Gather every line in the records below that contains the word "name".
— Begin Provided entries —
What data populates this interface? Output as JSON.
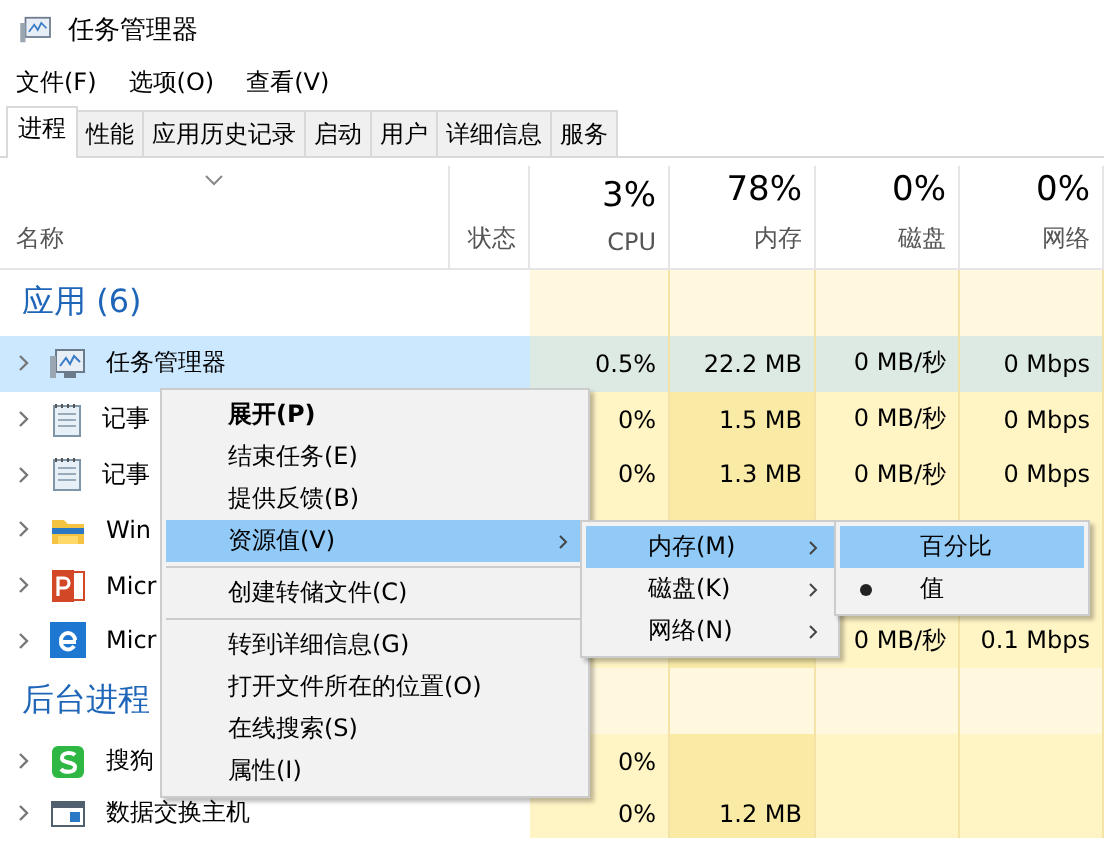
{
  "window": {
    "title": "任务管理器"
  },
  "menu_bar": [
    "文件(F)",
    "选项(O)",
    "查看(V)"
  ],
  "tabs": [
    {
      "label": "进程",
      "selected": true
    },
    {
      "label": "性能",
      "selected": false
    },
    {
      "label": "应用历史记录",
      "selected": false
    },
    {
      "label": "启动",
      "selected": false
    },
    {
      "label": "用户",
      "selected": false
    },
    {
      "label": "详细信息",
      "selected": false
    },
    {
      "label": "服务",
      "selected": false
    }
  ],
  "table": {
    "columns": [
      {
        "label": "名称"
      },
      {
        "label": "状态"
      },
      {
        "label": "CPU",
        "usage": "3%"
      },
      {
        "label": "内存",
        "usage": "78%"
      },
      {
        "label": "磁盘",
        "usage": "0%"
      },
      {
        "label": "网络",
        "usage": "0%"
      }
    ],
    "groups": [
      {
        "title": "应用 (6)",
        "rows": [
          {
            "name": "任务管理器",
            "kind": "taskmgr",
            "selected": true,
            "cells": [
              null,
              "0.5%",
              "22.2 MB",
              "0 MB/秒",
              "0 Mbps"
            ]
          },
          {
            "name": "记事",
            "kind": "notepad",
            "selected": false,
            "cells": [
              null,
              "0%",
              "1.5 MB",
              "0 MB/秒",
              "0 Mbps"
            ]
          },
          {
            "name": "记事",
            "kind": "notepad",
            "selected": false,
            "cells": [
              null,
              "0%",
              "1.3 MB",
              "0 MB/秒",
              "0 Mbps"
            ]
          },
          {
            "name": "Win",
            "kind": "folder",
            "selected": false,
            "cells": [
              null,
              null,
              null,
              null,
              null
            ]
          },
          {
            "name": "Micr",
            "kind": "ppt",
            "selected": false,
            "cells": [
              null,
              null,
              null,
              null,
              null
            ]
          },
          {
            "name": "Micr",
            "kind": "edge",
            "selected": false,
            "cells": [
              null,
              null,
              null,
              "0 MB/秒",
              "0.1 Mbps"
            ]
          }
        ]
      },
      {
        "title": "后台进程",
        "rows": [
          {
            "name": "搜狗",
            "kind": "sogou",
            "selected": false,
            "cells": [
              null,
              "0%",
              null,
              null,
              null
            ]
          },
          {
            "name": "数据交换主机",
            "kind": "app",
            "selected": false,
            "cells": [
              null,
              "0%",
              "1.2 MB",
              null,
              null
            ]
          }
        ]
      }
    ]
  },
  "context_menu": {
    "items": [
      {
        "kind": "item",
        "label": "展开(P)",
        "default": true,
        "highlighted": false,
        "submenu": false
      },
      {
        "kind": "item",
        "label": "结束任务(E)",
        "default": false,
        "highlighted": false,
        "submenu": false
      },
      {
        "kind": "item",
        "label": "提供反馈(B)",
        "default": false,
        "highlighted": false,
        "submenu": false
      },
      {
        "kind": "item",
        "label": "资源值(V)",
        "default": false,
        "highlighted": true,
        "submenu": true
      },
      {
        "kind": "separator"
      },
      {
        "kind": "item",
        "label": "创建转储文件(C)",
        "default": false,
        "highlighted": false,
        "submenu": false
      },
      {
        "kind": "separator"
      },
      {
        "kind": "item",
        "label": "转到详细信息(G)",
        "default": false,
        "highlighted": false,
        "submenu": false
      },
      {
        "kind": "item",
        "label": "打开文件所在的位置(O)",
        "default": false,
        "highlighted": false,
        "submenu": false
      },
      {
        "kind": "item",
        "label": "在线搜索(S)",
        "default": false,
        "highlighted": false,
        "submenu": false
      },
      {
        "kind": "item",
        "label": "属性(I)",
        "default": false,
        "highlighted": false,
        "submenu": false
      }
    ]
  },
  "submenu": {
    "items": [
      {
        "kind": "item",
        "label": "内存(M)",
        "highlighted": true,
        "submenu": true
      },
      {
        "kind": "item",
        "label": "磁盘(K)",
        "highlighted": false,
        "submenu": true
      },
      {
        "kind": "item",
        "label": "网络(N)",
        "highlighted": false,
        "submenu": true
      }
    ]
  },
  "submenu_2": {
    "items": [
      {
        "kind": "radio",
        "label": "百分比",
        "highlighted": true,
        "checked": false
      },
      {
        "kind": "radio",
        "label": "值",
        "highlighted": false,
        "checked": true
      }
    ]
  }
}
— End Provided entries —
● Written solution:
            "name": "任务管理器",
            "name": "记事",
            "name": "记事",
            "name": "Win",
            "name": "Micr",
            "name": "Micr",
            "name": "搜狗",
            "name": "数据交换主机",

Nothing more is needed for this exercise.